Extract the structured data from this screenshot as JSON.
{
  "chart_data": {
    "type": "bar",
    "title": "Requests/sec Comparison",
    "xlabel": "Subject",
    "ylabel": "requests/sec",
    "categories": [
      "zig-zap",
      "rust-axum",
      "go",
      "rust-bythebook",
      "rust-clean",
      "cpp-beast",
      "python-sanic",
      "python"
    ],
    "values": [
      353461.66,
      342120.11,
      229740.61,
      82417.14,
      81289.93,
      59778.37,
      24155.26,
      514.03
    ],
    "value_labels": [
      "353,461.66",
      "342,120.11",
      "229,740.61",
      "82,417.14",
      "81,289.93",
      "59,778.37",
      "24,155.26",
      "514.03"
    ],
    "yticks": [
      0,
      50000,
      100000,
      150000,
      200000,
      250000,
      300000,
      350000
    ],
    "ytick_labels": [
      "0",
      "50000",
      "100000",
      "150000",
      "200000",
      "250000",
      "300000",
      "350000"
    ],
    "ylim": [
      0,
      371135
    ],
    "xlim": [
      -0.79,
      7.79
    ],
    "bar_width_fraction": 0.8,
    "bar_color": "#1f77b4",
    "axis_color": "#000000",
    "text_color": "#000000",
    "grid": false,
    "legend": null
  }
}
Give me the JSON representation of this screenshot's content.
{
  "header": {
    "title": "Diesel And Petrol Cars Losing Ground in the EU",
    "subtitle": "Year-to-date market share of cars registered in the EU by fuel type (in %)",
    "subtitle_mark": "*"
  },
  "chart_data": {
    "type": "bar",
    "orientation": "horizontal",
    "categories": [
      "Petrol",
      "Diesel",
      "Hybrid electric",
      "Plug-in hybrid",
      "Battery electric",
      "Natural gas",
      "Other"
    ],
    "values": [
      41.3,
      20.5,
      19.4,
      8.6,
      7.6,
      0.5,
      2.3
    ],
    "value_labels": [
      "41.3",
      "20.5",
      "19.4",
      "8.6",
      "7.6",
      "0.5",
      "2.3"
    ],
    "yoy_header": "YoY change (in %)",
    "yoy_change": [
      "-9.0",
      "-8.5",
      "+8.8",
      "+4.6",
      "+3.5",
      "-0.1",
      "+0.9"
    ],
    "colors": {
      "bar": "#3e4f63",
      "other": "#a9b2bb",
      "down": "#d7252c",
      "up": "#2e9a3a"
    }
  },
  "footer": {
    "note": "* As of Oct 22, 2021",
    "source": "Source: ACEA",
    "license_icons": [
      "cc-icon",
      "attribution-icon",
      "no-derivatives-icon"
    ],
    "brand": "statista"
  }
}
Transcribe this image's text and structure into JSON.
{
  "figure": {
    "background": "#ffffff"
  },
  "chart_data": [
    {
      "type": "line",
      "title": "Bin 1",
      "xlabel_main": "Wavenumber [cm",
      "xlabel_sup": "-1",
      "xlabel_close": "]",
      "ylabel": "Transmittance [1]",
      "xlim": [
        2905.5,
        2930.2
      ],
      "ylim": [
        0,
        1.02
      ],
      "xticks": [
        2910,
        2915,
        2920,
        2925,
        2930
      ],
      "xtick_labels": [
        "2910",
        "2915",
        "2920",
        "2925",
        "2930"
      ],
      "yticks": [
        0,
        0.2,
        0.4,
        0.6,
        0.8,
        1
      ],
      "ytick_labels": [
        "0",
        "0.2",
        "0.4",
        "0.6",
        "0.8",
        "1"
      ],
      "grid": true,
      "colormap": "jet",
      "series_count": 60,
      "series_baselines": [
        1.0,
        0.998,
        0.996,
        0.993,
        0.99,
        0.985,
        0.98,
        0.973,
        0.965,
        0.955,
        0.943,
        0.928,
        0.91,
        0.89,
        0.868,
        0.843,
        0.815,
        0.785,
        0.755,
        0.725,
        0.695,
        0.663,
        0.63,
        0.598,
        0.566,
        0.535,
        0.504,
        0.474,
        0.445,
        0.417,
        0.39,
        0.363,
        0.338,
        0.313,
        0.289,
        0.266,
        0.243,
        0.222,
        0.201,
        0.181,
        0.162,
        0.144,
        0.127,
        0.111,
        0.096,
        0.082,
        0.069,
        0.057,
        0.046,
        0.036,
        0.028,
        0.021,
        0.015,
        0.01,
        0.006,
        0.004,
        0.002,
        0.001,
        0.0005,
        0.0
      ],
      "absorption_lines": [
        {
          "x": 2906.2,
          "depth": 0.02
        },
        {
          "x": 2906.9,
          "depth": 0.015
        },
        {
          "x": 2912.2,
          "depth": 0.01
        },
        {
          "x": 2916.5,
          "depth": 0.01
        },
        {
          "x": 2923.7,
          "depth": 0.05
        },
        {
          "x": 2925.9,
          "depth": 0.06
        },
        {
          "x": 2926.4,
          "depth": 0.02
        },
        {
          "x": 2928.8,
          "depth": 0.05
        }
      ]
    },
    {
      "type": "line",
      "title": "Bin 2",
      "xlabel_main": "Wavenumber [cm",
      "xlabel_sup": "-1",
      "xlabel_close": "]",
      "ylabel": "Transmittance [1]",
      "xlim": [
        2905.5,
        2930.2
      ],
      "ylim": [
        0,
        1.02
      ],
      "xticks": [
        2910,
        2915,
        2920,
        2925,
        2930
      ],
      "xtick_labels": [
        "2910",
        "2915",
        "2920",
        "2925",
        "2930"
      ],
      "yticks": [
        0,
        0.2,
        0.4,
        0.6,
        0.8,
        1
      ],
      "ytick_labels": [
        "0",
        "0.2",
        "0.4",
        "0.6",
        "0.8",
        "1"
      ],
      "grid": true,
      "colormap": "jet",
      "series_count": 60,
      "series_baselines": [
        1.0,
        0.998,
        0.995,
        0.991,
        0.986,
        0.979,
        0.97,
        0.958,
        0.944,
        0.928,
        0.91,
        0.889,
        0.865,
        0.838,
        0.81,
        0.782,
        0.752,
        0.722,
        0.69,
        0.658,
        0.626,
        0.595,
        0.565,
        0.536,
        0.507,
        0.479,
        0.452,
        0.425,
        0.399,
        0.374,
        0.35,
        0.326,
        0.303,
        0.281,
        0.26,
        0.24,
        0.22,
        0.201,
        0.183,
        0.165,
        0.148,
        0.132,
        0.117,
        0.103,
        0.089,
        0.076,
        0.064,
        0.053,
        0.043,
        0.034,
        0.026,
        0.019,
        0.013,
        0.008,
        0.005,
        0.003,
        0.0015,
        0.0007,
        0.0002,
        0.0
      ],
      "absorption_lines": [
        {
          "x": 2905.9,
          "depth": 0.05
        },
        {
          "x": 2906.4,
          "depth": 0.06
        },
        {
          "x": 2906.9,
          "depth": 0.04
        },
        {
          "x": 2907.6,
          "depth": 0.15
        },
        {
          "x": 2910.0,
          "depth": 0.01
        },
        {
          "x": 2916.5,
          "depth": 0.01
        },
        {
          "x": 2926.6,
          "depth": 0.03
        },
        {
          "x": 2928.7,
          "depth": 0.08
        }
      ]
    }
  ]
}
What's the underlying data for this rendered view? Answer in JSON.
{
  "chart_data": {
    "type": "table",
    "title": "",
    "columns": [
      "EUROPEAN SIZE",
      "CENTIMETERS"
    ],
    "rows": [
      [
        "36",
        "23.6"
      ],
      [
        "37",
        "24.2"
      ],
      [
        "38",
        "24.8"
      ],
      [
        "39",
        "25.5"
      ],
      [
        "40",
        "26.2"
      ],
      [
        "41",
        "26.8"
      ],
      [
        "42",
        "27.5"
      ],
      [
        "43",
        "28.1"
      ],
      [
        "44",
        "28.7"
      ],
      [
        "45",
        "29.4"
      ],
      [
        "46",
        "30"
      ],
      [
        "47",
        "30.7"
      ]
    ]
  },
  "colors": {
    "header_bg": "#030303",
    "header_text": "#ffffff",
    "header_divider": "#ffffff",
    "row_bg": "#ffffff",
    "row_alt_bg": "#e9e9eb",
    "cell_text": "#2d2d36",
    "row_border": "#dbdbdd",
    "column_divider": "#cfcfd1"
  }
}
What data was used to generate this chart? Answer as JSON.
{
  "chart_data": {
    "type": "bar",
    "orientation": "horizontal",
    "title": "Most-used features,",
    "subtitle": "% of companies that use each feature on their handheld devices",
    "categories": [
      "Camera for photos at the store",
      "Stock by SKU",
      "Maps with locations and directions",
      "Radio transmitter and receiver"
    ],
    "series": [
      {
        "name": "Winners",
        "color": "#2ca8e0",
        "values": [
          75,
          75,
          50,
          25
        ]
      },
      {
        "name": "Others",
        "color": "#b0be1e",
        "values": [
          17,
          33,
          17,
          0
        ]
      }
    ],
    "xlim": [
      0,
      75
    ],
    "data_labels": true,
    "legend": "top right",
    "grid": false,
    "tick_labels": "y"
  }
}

•••

TASK REQUIREMENTS:
All lines holding the word "JSON" should be picked out and copied.

RESULT OF THIS EXERCISE:
Extract the structured data from this screenshot as JSON.
Give me the JSON representation of this screenshot's content.
Transcribe this image's text and structure into JSON.
What's the underlying data for this rendered view? Answer in JSON.
What data was used to generate this chart? Answer as JSON.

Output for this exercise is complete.